## start Supplied material

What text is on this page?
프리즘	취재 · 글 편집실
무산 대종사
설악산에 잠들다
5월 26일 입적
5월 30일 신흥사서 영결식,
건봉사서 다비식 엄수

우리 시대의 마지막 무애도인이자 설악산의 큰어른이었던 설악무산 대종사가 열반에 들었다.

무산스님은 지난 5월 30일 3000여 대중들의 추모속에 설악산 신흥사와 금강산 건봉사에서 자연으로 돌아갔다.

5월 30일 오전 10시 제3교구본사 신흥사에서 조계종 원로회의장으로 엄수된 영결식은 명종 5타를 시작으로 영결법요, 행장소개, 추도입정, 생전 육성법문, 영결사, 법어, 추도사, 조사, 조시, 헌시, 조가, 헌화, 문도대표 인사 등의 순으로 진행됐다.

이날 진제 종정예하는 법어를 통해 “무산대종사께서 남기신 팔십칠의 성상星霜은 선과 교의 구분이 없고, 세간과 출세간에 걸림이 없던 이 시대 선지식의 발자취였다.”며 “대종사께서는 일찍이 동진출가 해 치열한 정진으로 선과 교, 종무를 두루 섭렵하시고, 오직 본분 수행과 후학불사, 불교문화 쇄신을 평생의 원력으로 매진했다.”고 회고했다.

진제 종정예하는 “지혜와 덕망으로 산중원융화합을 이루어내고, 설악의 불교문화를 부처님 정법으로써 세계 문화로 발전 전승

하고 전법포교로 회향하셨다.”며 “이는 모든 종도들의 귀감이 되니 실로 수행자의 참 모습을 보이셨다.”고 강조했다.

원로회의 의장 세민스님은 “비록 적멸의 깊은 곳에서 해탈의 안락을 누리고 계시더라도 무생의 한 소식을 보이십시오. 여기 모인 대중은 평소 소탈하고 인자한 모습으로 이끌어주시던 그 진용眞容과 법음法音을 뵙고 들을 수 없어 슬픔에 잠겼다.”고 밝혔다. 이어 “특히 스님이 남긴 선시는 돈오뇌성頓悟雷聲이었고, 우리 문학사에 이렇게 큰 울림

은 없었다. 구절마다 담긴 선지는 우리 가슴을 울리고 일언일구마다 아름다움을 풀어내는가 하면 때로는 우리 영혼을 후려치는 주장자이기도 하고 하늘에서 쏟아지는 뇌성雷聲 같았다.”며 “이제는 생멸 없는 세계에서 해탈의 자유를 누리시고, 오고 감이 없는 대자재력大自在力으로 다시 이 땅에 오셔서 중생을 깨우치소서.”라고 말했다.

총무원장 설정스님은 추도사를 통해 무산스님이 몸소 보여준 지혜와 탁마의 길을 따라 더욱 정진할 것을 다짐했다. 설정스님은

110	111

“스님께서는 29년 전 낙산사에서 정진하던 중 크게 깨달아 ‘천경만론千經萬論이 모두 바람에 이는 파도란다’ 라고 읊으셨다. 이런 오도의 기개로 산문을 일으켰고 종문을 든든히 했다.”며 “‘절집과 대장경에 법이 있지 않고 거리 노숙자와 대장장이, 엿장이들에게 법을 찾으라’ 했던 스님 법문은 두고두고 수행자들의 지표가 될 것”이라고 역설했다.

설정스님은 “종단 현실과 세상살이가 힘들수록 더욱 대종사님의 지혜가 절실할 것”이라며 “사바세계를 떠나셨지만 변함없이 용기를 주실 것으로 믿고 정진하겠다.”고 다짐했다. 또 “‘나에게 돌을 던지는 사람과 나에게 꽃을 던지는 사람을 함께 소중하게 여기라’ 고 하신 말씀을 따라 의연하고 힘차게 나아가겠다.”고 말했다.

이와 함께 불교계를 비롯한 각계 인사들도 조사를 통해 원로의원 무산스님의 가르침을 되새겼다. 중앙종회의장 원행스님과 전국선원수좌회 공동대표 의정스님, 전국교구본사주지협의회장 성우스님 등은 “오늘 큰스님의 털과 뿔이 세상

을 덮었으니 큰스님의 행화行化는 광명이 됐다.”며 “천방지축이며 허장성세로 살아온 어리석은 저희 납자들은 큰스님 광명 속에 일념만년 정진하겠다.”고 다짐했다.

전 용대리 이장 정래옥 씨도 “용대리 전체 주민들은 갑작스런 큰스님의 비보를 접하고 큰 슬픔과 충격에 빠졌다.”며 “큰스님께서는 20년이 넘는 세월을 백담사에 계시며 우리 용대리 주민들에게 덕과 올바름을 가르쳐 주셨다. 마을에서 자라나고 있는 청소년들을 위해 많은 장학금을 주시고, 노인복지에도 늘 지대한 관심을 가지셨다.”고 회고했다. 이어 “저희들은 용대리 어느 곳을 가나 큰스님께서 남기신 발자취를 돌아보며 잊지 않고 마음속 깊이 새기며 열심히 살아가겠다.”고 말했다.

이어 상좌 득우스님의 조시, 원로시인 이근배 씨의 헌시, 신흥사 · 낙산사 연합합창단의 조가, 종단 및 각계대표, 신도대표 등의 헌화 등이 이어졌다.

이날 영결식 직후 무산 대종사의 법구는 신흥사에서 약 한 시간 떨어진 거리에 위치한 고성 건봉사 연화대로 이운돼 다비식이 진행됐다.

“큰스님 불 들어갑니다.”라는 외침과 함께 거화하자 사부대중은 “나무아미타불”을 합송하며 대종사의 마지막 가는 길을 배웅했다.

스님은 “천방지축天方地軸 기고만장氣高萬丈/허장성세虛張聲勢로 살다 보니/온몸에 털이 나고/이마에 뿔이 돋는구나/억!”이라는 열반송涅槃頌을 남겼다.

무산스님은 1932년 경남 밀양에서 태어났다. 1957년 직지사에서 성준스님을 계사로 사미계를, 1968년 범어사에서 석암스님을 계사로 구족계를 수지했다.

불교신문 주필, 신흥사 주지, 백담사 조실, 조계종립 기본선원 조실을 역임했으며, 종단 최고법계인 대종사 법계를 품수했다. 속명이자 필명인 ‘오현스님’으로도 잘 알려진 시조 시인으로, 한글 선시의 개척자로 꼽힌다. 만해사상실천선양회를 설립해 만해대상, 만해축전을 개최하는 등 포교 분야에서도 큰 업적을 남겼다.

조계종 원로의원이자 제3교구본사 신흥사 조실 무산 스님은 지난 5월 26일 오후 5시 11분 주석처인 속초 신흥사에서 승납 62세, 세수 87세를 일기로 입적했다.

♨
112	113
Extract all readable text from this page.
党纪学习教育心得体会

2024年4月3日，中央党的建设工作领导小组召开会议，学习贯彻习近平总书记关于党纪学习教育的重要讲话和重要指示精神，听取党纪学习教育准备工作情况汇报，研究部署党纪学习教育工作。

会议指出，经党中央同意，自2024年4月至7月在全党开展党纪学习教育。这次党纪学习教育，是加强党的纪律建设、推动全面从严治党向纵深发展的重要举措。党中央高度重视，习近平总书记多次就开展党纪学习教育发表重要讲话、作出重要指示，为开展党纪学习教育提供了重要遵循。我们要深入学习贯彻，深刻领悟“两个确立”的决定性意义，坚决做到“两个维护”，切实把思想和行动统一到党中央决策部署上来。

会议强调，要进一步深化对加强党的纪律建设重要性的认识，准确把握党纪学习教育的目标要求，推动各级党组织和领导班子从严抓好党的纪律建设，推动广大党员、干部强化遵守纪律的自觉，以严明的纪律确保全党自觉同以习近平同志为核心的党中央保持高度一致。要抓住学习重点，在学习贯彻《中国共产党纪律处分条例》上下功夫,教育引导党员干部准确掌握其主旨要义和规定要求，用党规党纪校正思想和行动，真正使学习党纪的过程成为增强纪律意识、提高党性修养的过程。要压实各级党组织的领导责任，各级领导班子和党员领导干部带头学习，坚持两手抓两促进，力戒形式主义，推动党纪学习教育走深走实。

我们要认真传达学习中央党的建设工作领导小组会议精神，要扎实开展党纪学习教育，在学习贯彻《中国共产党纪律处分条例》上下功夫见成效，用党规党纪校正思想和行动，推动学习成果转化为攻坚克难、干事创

## end Supplied material

What is needed - Filter for "text". Return all lines that hold it.

Answer for the task -
What text is on this page?
Extract all readable text from this page.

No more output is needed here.